- Data listing:
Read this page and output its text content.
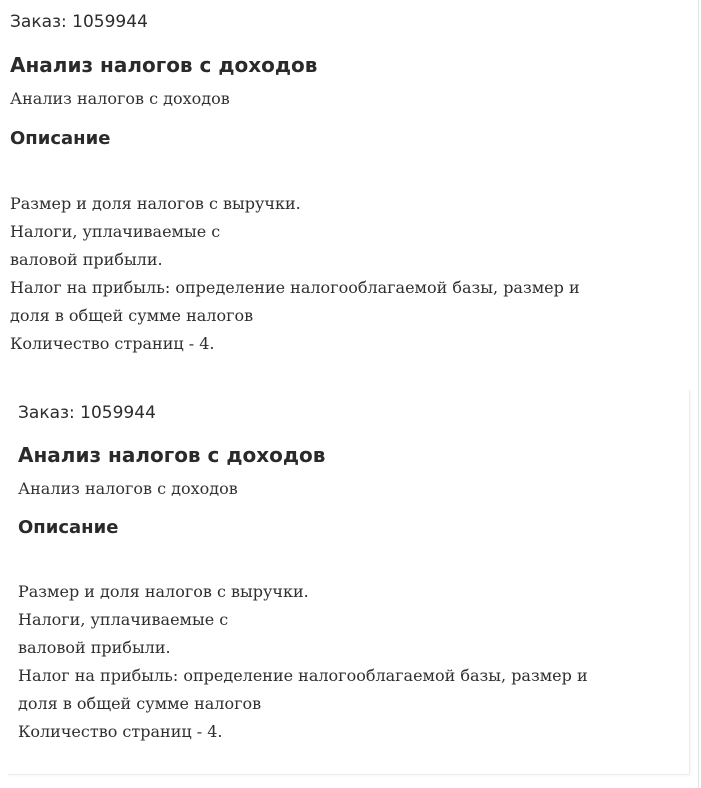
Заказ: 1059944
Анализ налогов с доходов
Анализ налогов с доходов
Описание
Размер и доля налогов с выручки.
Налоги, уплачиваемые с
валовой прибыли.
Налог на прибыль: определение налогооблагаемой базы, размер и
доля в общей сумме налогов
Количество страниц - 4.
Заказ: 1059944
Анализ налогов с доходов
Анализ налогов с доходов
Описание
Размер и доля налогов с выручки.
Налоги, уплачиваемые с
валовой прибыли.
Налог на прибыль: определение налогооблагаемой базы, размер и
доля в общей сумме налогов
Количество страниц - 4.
* * *
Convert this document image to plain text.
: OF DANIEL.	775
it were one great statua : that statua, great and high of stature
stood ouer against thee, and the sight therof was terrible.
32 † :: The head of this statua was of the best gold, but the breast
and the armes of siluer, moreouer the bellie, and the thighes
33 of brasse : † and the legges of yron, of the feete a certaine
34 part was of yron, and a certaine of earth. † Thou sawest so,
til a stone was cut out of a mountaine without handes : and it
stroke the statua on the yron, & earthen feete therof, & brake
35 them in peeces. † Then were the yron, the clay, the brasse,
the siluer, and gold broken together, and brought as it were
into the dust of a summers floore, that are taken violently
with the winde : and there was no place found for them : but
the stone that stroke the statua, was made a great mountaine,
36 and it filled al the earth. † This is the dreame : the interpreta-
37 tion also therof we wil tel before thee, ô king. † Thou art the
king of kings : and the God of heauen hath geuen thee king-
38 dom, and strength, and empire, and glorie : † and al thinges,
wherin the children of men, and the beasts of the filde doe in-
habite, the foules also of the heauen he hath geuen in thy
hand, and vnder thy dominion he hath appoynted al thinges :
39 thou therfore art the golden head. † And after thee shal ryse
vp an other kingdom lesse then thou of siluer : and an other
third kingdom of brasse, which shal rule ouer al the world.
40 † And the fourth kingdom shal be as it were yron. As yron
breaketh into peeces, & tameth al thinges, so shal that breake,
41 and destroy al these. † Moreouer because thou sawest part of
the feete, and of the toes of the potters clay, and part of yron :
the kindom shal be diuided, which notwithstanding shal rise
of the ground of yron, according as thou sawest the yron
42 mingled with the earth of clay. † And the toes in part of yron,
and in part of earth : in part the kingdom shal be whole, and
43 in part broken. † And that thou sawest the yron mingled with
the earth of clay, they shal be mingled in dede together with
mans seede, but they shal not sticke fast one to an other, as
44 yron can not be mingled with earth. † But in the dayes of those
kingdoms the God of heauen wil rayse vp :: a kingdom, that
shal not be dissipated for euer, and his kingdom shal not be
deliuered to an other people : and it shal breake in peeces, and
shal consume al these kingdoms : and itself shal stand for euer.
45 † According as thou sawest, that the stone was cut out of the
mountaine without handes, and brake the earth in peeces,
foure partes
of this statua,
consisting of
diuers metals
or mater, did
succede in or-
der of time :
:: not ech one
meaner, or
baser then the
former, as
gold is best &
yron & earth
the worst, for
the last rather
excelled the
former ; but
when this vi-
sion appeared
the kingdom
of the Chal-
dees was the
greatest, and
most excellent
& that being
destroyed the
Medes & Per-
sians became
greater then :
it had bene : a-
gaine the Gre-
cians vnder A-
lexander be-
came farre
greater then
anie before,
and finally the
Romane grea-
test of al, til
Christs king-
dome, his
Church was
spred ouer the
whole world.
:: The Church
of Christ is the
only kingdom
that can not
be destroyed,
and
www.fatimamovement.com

- Written instruction: Keep only the lines that hold the string "best", and copy them out.

- Result for this task:
32 † :: The head of this statua was of the best gold, but the breast
gold is best &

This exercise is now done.